▸ Task to complete
Select and copy out every line in the records containing "التخصص".
++++ Source records
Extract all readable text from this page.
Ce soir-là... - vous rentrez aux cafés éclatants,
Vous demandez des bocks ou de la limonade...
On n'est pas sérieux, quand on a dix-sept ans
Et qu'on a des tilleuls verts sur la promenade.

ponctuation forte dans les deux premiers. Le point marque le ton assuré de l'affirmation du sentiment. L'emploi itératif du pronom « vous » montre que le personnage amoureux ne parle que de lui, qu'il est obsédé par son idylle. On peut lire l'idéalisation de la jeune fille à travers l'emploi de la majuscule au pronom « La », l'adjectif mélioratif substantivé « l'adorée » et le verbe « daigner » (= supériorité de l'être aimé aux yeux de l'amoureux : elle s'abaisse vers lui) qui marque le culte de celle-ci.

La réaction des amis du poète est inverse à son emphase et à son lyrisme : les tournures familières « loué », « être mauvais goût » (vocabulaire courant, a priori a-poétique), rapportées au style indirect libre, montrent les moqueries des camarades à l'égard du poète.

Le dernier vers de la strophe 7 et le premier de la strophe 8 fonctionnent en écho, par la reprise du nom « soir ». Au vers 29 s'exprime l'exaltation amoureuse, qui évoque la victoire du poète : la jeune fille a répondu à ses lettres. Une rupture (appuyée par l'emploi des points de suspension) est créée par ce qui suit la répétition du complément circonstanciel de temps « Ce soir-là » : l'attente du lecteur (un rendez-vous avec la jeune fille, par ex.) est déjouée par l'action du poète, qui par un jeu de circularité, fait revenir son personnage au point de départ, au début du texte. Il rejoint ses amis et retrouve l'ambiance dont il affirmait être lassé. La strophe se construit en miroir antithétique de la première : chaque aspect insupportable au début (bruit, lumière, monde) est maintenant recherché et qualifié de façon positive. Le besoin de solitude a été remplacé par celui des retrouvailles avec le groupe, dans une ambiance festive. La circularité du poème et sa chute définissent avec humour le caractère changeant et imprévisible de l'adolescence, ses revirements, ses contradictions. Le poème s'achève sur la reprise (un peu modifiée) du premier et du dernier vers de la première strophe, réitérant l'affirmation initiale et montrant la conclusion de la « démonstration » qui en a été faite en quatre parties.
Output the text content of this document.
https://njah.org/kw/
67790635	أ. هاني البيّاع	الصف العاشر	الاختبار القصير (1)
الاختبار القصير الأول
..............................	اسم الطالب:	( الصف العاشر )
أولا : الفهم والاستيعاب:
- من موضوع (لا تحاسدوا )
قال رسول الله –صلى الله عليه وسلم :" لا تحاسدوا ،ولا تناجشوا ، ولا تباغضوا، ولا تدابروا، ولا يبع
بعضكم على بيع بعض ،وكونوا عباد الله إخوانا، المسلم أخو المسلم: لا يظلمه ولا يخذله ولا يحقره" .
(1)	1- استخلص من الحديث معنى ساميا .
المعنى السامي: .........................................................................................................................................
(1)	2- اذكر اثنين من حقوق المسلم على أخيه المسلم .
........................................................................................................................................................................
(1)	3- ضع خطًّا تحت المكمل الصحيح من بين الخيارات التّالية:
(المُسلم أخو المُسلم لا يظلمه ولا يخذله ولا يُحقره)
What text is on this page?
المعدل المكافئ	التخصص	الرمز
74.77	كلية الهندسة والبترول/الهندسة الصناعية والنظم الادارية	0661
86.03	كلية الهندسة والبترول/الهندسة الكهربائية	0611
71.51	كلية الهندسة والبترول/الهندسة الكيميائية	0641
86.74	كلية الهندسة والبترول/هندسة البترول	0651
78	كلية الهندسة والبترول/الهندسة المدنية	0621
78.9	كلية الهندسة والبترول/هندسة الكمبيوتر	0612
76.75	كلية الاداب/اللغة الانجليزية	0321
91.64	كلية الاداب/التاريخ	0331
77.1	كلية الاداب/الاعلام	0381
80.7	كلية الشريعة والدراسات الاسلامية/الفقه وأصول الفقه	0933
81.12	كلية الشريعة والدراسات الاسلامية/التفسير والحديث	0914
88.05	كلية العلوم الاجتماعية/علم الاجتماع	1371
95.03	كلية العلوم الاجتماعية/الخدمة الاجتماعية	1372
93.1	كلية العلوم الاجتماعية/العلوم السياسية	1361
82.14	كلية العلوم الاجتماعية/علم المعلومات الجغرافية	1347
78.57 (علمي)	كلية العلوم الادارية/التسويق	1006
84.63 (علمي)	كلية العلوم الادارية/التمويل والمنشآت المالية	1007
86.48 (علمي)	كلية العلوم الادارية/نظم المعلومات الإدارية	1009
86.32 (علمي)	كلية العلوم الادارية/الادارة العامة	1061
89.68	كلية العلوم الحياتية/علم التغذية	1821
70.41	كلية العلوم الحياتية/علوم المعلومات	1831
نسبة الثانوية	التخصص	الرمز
++++++++
▸ Full output
المعدل المكافئ	التخصص	الرمز
نسبة الثانوية	التخصص	الرمز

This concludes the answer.